-- Exercise inputs --
--
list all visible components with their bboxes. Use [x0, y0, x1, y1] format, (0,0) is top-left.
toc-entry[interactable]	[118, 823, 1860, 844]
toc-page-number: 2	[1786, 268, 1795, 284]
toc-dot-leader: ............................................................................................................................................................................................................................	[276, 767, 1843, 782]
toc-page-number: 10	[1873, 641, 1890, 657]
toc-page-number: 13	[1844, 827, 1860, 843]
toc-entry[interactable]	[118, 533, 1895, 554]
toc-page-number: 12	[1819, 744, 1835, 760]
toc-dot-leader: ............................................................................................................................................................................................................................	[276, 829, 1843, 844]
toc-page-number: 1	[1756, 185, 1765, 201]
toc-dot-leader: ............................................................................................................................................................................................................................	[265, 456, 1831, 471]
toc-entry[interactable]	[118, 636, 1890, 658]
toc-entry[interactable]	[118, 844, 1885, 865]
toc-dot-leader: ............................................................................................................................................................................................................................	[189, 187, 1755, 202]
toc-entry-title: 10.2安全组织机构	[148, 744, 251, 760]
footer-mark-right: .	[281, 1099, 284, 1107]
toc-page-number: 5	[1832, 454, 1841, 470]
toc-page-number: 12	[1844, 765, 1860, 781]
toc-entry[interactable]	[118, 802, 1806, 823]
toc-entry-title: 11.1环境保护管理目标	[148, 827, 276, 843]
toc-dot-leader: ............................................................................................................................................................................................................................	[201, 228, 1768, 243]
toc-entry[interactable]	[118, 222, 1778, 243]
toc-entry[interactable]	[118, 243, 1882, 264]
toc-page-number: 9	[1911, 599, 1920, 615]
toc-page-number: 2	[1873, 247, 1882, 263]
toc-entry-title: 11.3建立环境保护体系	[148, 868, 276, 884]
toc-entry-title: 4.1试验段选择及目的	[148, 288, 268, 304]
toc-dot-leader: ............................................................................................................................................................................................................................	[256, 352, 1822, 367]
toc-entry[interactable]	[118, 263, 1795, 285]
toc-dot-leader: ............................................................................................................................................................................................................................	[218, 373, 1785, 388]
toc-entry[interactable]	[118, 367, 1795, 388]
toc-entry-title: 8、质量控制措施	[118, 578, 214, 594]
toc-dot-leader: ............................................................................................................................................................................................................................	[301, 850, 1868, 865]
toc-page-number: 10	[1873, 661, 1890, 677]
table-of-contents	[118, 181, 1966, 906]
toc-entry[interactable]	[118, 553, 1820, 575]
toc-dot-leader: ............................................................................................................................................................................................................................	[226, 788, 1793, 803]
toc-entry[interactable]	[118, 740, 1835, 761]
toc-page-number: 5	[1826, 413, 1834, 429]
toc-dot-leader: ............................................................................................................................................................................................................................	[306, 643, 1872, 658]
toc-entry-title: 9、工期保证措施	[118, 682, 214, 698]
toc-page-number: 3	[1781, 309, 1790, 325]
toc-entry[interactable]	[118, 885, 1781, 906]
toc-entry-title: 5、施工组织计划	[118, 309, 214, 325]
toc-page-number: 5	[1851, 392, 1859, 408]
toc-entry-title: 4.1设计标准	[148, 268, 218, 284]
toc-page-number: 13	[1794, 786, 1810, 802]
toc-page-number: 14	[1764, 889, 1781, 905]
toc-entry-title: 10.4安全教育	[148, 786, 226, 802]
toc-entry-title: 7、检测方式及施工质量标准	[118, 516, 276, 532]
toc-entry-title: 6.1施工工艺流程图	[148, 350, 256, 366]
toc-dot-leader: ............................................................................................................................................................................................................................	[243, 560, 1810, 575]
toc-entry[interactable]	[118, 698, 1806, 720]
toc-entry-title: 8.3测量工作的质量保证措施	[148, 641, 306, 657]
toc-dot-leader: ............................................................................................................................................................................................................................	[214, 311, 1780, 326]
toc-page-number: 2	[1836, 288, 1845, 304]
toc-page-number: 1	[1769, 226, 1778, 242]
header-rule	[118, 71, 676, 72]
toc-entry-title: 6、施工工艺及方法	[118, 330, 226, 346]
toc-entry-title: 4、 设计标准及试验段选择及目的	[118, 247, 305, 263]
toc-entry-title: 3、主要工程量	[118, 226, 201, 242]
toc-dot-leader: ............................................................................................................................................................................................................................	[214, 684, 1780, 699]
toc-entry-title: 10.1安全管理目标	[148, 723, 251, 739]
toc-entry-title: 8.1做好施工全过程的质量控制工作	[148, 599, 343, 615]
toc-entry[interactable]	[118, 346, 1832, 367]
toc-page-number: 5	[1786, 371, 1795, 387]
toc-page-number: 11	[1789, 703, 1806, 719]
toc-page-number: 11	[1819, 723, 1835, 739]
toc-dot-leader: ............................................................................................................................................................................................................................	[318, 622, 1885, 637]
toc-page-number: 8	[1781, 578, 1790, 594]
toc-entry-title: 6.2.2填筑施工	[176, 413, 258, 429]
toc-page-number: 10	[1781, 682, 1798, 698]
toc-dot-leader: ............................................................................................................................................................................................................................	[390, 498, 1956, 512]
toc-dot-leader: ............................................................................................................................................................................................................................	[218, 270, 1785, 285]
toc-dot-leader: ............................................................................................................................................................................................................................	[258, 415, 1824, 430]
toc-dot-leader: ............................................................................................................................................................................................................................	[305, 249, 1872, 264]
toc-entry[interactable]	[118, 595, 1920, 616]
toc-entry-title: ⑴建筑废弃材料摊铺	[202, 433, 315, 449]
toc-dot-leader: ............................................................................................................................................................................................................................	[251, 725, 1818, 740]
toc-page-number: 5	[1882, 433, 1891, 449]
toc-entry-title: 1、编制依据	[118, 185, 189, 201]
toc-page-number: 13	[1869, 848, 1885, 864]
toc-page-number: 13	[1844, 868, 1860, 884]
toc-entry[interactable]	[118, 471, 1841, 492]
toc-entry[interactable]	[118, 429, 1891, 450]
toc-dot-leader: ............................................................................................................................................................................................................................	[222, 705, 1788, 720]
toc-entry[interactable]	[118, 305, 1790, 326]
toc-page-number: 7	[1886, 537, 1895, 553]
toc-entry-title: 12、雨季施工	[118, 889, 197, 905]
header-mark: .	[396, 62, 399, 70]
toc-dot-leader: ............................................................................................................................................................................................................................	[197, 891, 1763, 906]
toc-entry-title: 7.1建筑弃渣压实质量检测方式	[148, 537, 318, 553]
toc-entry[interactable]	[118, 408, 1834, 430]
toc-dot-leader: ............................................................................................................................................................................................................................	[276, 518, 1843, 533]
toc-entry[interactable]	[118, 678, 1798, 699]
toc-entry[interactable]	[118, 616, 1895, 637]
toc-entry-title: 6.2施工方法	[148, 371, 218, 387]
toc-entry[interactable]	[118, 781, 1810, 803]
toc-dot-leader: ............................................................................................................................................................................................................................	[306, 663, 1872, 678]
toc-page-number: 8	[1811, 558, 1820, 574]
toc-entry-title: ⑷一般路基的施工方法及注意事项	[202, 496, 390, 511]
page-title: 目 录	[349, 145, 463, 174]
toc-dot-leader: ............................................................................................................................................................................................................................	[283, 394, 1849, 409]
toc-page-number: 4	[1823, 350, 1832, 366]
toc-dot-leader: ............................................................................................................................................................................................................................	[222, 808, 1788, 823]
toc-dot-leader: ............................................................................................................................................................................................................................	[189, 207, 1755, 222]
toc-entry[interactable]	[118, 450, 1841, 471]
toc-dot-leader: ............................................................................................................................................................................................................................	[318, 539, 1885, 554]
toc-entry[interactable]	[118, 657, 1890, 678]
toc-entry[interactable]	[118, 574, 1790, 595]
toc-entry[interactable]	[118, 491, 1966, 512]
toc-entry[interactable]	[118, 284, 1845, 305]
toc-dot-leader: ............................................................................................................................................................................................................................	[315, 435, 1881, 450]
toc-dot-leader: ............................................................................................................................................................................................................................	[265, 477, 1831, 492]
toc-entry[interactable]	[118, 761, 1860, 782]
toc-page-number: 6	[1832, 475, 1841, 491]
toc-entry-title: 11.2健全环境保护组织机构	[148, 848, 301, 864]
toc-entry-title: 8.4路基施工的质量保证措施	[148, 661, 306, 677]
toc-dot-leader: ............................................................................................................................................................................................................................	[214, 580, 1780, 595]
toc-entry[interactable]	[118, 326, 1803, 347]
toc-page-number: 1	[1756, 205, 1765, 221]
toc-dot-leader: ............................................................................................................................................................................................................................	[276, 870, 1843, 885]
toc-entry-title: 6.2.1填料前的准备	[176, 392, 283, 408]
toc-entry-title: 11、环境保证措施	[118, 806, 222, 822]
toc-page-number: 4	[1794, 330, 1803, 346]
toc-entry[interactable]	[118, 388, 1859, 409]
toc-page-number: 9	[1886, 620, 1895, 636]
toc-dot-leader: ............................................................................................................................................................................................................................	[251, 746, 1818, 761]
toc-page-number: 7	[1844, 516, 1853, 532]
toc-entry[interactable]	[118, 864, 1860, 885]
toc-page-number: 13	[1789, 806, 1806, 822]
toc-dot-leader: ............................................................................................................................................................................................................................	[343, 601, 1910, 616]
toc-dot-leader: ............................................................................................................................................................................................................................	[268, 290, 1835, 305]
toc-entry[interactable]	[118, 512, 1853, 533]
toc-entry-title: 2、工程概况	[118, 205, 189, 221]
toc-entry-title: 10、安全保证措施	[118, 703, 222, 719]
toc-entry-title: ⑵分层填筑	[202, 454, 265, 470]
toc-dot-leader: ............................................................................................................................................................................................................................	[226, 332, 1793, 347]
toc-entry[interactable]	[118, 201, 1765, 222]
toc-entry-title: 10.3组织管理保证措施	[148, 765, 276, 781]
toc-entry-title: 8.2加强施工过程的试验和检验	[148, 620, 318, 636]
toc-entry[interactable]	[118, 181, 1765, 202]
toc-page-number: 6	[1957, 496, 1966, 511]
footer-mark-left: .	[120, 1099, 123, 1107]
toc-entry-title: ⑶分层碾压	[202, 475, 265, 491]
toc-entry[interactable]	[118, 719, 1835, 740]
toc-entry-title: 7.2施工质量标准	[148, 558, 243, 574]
--
-- What this task involves --
Could you echo the listing verbatim, from its very first line through the line that contains "767, 1843, 782]", including both of those lines?

-- Response to the task --
list all visible components with their bboxes. Use [x0, y0, x1, y1] format, (0,0) is top-left.
toc-entry[interactable]	[118, 823, 1860, 844]
toc-page-number: 2	[1786, 268, 1795, 284]
toc-dot-leader: ............................................................................................................................................................................................................................	[276, 767, 1843, 782]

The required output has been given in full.